TASK PROMPT — Return each line of the listing that contains the string "Meier".

━━━━━━━━━━━━━━━━

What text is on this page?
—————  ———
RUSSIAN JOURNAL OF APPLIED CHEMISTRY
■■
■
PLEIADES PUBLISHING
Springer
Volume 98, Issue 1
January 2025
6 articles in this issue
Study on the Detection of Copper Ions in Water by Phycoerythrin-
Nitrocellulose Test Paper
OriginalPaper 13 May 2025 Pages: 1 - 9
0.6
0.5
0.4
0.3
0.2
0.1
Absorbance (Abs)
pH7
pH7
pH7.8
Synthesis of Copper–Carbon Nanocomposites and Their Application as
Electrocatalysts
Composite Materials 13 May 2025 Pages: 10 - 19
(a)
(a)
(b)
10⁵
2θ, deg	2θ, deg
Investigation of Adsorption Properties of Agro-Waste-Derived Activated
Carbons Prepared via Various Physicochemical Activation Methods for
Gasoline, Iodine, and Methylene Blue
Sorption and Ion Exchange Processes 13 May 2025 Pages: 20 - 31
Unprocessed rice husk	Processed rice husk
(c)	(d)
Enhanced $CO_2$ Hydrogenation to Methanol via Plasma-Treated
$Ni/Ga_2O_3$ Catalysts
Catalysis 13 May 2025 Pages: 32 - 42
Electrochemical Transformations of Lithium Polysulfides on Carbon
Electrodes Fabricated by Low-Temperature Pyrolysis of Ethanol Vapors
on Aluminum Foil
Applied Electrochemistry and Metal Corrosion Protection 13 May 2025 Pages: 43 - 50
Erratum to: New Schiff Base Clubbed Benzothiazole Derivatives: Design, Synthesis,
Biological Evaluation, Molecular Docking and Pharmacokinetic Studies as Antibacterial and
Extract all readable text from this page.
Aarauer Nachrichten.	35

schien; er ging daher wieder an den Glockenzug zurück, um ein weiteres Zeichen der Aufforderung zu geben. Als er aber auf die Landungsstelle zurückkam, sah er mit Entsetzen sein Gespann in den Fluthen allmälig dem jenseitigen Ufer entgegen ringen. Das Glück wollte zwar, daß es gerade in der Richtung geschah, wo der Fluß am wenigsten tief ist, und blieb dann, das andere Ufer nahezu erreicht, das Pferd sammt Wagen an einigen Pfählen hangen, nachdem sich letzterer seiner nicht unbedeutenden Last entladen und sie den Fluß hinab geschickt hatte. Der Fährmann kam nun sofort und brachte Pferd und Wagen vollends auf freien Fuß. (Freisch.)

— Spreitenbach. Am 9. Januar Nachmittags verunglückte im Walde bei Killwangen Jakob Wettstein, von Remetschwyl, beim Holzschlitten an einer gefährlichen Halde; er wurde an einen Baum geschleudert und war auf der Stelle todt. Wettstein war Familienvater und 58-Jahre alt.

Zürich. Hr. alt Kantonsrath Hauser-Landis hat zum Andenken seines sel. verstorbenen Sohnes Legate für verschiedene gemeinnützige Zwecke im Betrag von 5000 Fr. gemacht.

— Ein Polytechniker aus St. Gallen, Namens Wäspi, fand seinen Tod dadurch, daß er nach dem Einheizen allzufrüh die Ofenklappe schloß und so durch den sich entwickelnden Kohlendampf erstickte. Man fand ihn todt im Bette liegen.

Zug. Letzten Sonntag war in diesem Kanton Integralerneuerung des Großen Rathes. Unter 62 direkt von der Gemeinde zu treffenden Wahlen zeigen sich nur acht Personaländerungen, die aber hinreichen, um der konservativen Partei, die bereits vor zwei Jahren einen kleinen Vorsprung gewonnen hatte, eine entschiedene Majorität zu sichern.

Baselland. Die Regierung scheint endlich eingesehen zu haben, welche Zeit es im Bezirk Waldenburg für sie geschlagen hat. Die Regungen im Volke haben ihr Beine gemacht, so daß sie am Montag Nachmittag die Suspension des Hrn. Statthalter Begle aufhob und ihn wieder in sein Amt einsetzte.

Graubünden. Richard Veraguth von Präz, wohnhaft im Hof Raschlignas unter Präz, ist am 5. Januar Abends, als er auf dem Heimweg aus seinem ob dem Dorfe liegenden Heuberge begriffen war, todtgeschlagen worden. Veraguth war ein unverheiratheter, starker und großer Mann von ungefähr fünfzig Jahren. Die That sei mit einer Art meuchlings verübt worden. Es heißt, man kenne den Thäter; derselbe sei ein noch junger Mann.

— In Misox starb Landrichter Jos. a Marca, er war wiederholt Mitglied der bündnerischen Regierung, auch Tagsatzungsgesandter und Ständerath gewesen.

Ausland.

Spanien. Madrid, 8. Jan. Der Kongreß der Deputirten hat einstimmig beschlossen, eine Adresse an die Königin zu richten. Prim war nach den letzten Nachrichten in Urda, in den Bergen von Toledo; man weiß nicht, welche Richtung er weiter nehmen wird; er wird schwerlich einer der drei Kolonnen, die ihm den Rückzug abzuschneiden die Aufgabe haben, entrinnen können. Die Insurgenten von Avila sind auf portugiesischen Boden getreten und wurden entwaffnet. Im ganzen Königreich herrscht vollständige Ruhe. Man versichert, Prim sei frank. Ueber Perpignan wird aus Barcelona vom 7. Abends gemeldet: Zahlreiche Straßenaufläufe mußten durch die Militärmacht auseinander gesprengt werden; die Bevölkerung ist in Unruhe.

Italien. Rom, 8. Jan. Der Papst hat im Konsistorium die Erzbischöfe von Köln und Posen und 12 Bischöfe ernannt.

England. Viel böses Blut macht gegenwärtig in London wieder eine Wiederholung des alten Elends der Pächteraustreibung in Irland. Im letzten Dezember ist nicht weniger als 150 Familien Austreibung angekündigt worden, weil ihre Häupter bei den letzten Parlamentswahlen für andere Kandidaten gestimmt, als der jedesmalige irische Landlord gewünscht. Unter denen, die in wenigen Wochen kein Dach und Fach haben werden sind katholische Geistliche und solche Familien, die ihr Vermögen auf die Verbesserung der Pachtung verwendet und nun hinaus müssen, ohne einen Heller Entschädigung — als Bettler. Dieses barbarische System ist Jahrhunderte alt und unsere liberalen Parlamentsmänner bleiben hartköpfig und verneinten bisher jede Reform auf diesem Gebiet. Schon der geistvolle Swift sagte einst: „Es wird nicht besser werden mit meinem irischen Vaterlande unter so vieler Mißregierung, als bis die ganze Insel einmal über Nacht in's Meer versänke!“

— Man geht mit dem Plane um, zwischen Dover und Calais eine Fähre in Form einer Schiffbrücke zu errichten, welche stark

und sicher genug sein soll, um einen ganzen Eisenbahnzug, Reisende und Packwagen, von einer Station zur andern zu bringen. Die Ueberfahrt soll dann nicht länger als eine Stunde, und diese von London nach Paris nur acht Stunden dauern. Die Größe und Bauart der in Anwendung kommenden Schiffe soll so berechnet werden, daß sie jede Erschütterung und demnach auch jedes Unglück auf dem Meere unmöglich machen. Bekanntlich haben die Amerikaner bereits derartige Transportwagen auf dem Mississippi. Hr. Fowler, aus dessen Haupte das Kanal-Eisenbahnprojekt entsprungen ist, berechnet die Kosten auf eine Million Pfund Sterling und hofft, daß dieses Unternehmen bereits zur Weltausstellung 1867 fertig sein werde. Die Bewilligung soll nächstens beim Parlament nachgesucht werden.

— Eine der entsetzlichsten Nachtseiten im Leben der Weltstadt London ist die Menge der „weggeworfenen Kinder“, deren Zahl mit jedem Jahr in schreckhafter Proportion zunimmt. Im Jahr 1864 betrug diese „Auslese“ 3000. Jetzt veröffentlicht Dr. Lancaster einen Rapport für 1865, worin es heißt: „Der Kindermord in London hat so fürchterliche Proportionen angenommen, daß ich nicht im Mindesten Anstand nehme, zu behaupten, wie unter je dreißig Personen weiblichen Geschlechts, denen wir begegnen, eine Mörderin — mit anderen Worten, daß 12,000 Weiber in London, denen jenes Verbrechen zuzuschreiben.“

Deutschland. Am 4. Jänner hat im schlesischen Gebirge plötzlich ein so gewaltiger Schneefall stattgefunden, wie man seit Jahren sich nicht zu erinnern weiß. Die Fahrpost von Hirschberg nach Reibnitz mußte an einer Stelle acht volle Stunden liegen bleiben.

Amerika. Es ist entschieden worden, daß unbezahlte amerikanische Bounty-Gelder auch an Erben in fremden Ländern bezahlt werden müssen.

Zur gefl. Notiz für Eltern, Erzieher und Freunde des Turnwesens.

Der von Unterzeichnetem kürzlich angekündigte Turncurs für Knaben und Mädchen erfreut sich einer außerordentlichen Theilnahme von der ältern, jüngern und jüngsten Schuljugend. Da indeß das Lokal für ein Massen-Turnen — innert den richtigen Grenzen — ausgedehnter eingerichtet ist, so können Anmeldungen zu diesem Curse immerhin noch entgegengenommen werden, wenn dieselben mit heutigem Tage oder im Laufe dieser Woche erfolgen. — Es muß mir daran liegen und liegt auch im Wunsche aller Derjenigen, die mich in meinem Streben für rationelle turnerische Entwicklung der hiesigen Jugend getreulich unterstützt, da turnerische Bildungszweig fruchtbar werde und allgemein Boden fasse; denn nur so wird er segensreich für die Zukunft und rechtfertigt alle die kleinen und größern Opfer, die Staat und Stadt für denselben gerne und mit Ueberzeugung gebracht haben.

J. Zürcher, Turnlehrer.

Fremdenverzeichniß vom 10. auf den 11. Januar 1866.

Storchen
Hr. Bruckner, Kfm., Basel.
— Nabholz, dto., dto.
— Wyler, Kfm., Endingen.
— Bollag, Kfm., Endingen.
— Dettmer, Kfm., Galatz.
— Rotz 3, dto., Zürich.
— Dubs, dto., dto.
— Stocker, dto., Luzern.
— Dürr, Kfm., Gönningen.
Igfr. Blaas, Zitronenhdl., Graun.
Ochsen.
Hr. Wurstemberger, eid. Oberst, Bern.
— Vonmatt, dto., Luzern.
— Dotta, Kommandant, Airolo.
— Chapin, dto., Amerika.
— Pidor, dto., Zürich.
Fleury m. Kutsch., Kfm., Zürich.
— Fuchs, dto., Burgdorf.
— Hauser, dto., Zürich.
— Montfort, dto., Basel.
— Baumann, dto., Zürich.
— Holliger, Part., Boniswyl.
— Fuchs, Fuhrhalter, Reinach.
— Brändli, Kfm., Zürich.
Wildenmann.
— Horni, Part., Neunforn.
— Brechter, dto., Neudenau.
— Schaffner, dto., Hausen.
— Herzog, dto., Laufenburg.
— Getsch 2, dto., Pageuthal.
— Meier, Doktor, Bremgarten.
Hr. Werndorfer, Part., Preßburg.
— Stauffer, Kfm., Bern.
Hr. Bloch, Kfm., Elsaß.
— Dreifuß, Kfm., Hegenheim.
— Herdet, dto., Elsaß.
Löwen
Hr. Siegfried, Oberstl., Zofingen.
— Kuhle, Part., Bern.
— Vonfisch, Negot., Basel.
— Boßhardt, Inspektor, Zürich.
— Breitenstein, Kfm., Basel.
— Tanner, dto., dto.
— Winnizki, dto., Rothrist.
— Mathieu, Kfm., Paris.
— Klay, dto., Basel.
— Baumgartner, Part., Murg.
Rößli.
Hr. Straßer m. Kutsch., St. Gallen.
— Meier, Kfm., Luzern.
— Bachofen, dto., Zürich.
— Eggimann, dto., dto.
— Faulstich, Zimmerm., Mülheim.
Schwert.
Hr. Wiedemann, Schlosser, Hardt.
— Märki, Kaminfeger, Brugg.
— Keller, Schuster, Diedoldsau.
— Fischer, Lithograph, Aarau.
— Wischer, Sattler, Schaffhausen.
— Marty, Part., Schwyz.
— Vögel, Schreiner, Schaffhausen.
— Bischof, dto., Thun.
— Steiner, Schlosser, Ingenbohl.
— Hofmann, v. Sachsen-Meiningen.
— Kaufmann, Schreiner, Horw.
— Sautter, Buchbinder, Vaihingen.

━━━━━━━━━━━━━━━━

EXERCISE SOLUTION —
— Meier, Doktor, Bremgarten.
— Meier, Kfm., Luzern.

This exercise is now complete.